**Exercise directions:**
Filter the entries below, keeping every line that has the word "structured".

╭─ Material provided

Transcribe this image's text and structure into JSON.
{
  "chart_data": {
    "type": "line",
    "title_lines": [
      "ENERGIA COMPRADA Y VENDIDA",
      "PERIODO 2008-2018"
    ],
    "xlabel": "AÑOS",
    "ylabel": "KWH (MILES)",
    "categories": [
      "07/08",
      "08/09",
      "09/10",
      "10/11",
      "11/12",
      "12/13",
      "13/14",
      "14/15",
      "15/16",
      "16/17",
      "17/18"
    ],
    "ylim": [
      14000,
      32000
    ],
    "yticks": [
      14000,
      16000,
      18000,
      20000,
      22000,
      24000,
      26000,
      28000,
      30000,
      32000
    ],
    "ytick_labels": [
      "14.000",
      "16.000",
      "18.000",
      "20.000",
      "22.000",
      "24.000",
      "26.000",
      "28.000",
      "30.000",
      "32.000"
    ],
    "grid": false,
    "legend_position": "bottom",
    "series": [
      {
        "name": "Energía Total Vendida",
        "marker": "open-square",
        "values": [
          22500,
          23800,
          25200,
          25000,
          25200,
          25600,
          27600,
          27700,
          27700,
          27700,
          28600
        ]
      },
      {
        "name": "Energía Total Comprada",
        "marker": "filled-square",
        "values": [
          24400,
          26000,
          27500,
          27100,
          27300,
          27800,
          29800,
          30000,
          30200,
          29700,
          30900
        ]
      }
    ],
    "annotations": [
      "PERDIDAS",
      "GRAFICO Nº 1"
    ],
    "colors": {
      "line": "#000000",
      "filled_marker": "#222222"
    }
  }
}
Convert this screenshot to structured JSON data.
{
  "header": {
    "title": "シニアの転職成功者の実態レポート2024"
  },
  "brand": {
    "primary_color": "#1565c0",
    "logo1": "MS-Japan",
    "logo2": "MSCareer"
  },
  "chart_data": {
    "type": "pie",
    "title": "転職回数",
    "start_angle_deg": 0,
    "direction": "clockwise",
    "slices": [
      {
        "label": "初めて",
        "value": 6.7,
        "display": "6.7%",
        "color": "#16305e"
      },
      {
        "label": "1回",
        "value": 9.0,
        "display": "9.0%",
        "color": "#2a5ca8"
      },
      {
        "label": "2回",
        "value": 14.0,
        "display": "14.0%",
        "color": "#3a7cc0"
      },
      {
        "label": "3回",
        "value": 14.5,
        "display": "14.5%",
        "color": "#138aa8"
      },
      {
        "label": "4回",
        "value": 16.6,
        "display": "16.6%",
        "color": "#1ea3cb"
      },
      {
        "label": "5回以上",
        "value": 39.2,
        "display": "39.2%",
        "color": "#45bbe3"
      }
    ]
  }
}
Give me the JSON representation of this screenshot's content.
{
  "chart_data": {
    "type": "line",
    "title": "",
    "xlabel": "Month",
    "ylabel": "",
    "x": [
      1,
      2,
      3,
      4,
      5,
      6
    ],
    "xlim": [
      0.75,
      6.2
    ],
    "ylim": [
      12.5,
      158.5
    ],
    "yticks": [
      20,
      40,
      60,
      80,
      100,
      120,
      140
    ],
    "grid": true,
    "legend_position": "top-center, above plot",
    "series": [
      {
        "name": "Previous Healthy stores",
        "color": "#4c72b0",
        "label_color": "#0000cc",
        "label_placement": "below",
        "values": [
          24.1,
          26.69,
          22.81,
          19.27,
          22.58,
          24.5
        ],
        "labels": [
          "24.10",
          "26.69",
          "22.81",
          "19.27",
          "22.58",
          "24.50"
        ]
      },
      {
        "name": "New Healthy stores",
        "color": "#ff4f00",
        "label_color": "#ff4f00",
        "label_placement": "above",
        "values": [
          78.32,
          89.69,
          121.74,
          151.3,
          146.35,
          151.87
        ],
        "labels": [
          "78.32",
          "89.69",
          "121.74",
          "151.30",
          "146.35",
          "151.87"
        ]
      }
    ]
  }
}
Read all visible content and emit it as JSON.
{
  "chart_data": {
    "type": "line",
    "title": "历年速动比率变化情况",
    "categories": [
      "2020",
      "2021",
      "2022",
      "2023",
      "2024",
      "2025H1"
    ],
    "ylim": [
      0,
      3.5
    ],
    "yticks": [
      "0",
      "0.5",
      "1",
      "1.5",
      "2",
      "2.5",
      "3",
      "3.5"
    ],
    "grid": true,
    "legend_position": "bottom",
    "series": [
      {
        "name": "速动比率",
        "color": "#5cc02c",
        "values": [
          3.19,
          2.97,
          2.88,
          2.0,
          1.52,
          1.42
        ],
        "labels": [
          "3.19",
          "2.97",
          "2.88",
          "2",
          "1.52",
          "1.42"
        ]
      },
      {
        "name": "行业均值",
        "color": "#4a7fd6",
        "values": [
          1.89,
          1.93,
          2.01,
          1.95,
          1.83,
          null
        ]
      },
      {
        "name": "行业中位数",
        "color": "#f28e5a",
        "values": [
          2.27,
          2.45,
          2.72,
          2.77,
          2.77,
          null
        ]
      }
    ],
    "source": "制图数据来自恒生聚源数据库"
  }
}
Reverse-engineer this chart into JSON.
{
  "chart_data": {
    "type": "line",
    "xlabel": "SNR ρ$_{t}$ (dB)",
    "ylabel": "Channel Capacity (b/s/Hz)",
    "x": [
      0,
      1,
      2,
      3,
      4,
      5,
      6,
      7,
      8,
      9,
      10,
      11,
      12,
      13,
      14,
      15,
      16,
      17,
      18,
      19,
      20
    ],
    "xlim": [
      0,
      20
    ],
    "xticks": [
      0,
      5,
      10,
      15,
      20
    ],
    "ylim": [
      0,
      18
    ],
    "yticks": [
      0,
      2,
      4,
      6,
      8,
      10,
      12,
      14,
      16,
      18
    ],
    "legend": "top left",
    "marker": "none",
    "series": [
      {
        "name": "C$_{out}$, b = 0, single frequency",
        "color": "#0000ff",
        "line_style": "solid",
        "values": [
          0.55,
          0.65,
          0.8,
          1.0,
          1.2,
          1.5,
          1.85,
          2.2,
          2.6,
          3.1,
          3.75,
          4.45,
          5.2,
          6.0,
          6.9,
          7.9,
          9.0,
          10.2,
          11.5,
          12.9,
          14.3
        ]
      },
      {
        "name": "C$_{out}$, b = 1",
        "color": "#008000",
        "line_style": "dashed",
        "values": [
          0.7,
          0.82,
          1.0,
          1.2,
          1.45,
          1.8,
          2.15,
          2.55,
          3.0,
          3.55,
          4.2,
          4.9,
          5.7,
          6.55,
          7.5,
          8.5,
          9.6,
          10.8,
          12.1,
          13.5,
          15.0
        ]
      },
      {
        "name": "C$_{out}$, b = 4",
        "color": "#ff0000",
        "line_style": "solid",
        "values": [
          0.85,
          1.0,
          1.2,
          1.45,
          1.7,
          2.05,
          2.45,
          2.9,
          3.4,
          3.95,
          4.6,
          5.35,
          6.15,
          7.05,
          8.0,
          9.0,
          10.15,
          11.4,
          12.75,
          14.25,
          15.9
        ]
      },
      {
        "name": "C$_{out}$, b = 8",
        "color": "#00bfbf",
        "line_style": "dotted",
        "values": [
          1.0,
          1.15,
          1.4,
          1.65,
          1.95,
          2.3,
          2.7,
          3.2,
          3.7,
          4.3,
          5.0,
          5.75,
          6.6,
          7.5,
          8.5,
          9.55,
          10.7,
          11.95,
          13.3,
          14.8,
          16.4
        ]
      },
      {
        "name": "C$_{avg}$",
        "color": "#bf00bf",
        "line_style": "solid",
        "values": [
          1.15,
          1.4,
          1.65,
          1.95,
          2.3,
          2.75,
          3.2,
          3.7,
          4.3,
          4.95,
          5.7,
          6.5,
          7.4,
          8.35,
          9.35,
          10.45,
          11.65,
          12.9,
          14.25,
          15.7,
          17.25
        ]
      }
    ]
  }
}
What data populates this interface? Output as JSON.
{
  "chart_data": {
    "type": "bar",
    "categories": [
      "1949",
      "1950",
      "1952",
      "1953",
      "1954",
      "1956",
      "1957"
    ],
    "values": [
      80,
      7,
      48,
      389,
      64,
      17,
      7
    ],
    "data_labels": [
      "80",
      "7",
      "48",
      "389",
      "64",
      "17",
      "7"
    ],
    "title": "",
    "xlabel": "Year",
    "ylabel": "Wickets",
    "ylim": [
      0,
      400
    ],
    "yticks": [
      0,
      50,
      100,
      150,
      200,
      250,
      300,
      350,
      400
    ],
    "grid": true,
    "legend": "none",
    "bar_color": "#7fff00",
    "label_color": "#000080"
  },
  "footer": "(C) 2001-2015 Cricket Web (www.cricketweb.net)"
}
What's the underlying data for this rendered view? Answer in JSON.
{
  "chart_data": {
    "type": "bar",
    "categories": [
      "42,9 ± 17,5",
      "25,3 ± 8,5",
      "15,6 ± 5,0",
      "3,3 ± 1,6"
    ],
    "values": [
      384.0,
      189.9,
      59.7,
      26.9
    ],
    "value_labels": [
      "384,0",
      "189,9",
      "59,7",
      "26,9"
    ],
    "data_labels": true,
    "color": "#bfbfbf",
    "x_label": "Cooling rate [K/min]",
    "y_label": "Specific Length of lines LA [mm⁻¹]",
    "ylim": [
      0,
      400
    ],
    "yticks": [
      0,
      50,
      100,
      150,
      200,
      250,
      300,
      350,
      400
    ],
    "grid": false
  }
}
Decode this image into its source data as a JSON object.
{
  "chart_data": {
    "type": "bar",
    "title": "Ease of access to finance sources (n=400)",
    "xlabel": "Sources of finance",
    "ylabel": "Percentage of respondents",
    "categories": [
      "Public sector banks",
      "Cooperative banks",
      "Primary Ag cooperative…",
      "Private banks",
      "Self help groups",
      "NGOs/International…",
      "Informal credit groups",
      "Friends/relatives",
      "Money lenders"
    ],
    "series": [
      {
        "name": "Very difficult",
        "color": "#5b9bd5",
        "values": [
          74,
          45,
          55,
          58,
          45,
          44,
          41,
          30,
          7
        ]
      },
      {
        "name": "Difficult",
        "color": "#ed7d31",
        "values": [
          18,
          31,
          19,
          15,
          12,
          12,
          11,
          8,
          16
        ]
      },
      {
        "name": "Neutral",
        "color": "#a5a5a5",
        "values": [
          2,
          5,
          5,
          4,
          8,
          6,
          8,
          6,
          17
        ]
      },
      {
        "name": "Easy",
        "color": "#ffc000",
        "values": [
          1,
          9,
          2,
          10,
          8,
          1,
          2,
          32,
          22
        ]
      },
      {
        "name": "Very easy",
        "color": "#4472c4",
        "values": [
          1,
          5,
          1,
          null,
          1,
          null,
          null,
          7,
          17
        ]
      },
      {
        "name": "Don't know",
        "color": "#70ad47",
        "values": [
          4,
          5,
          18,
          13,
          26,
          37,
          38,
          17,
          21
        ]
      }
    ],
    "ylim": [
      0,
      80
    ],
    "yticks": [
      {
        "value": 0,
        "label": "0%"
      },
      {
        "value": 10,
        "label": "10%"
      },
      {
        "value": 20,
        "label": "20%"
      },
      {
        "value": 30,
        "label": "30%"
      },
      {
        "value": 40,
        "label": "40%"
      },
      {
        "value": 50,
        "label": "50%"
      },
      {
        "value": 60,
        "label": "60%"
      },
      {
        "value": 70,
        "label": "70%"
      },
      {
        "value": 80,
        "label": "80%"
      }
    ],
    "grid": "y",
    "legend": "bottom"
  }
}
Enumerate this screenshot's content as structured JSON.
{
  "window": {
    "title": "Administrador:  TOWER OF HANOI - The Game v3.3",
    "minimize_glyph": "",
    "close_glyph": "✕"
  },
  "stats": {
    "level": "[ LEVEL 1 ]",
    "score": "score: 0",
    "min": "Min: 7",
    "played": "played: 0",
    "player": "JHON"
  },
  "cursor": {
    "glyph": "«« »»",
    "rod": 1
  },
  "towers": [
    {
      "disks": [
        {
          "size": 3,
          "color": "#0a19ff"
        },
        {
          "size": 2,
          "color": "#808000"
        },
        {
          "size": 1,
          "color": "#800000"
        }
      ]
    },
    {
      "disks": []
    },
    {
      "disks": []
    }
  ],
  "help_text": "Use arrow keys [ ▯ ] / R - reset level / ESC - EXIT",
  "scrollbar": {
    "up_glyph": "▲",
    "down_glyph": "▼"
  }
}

╰─

**Answer to the exercise:**
Convert this screenshot to structured JSON data.
Enumerate this screenshot's content as structured JSON.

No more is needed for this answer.